Saturday, November 21, 2009

no let up

Avant-garde energy is always to be admired.

Friday, November 20, 2009

collectible

The poetry book that the poet could hardly give away now goes for thousands on eBay.

Thursday, November 19, 2009

not text

Please don’t ever refer to one of my poems as a ‘text’...it was always about more than that.

Wednesday, November 18, 2009

death mask

XIII. The work is the death mask of its conception.

—Walter Benjamin, "One-Way Street," translated by Edmund Jephcott, Selected Writings, Volume 1: 1913-1926, M. Bullock and M. W. Jennings, eds. (Belknap Press, 1996)

Monday, November 16, 2009

shameless

A major problem among contemporary poets: They are not embarrassed by the extravagant claims made by the blurbs that grace the back covers of their slim volumes.
____________
What to do:
1 > In the blog, translate this sentence into French: "Avant-garde energy is always to be admired."
2 > Answer these questions from the blog:
(a) In the November 19 post, what word does the writer ask readers never to use for one of the writer's poems?
(b) Who translated "One-Way Street" in the edition cited in the November 18 post?
(c) In the November 16 post, what are contemporary poets not embarrassed by?
____________
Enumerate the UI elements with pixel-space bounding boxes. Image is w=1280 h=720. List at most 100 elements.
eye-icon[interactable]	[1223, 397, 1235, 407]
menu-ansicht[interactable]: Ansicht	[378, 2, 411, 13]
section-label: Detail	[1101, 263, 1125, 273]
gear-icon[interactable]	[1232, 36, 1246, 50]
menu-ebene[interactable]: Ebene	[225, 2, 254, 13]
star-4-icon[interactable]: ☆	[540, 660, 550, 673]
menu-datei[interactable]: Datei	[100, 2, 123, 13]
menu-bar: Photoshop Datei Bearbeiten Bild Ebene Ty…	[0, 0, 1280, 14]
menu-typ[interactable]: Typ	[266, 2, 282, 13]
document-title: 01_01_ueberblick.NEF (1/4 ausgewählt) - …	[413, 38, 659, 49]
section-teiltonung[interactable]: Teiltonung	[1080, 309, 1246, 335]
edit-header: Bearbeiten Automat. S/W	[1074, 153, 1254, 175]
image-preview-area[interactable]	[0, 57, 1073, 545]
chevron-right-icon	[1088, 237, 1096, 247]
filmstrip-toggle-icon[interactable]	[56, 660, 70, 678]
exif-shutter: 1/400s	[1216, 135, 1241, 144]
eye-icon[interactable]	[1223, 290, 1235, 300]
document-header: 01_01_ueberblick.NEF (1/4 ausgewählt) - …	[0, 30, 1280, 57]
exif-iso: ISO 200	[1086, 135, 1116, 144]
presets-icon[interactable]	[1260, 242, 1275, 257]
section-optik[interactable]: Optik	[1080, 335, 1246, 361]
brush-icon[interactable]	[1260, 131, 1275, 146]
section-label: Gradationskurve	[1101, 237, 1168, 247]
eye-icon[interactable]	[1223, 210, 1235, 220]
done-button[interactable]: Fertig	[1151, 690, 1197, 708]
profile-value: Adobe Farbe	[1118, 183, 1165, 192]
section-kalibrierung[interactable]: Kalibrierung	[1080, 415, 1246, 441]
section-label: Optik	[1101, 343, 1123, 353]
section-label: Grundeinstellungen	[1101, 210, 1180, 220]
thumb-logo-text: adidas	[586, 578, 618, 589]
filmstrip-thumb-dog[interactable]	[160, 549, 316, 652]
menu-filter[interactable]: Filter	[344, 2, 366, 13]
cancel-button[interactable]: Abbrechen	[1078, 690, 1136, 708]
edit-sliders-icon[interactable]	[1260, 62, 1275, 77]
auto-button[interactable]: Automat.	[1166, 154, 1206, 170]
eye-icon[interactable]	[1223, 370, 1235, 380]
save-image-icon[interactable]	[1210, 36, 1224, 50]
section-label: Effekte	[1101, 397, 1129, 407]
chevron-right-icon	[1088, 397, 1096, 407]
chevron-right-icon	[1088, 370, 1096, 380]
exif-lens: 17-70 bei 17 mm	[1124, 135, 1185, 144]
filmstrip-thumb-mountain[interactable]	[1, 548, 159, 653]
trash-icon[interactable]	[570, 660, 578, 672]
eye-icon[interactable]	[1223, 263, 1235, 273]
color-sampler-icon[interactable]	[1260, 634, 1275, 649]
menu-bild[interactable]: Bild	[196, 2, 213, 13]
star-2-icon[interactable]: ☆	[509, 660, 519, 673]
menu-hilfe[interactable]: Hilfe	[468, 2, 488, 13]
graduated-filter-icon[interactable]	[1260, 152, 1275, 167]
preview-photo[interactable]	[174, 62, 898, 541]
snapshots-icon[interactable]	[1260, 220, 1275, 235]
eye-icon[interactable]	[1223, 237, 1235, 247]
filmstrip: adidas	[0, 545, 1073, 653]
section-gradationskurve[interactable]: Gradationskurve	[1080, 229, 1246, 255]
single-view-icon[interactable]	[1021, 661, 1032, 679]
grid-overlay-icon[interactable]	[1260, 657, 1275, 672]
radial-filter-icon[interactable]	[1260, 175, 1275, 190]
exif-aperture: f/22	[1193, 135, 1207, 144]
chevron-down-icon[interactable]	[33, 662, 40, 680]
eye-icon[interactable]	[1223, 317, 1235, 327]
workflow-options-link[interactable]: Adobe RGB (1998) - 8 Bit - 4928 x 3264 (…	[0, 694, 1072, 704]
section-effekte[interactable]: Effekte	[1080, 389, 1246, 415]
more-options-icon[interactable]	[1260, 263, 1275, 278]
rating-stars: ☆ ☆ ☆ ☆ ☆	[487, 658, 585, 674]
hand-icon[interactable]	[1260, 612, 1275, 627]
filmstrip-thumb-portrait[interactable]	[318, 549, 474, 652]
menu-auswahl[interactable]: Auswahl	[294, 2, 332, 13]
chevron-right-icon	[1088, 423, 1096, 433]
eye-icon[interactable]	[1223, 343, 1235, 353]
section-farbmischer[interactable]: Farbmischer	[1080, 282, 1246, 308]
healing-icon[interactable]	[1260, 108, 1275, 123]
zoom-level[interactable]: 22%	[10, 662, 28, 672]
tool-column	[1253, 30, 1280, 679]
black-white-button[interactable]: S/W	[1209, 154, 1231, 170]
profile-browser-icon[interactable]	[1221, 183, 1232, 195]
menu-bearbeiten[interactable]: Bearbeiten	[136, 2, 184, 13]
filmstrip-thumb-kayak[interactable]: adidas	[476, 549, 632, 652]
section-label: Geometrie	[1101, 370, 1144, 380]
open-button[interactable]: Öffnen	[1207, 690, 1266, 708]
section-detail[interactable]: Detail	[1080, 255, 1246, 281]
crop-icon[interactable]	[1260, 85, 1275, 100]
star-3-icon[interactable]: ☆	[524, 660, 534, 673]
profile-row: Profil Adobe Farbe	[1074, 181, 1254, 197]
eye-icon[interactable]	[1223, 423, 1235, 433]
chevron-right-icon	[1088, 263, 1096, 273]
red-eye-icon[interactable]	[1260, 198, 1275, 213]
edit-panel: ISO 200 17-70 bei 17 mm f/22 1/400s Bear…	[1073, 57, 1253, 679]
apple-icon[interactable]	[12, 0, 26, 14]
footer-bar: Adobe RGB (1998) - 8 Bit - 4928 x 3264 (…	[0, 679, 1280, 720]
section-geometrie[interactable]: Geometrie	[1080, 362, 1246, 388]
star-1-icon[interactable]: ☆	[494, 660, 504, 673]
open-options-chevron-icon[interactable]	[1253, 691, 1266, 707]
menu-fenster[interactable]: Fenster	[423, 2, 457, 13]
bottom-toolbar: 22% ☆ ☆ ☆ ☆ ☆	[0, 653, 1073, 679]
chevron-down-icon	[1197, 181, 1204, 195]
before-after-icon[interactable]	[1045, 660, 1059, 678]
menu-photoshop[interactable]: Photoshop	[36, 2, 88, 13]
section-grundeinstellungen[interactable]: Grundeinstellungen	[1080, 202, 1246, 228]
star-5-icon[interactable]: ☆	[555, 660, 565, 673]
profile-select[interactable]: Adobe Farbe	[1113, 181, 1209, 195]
____________
Answers to the exercises:
1 > L'énergie d'avant-garde est toujours digne d'admiration.

2 >
(a) "Text."
(b) Edmund Jephcott.
(c) The extravagant claims in the blurbs on the back covers of their slim volumes.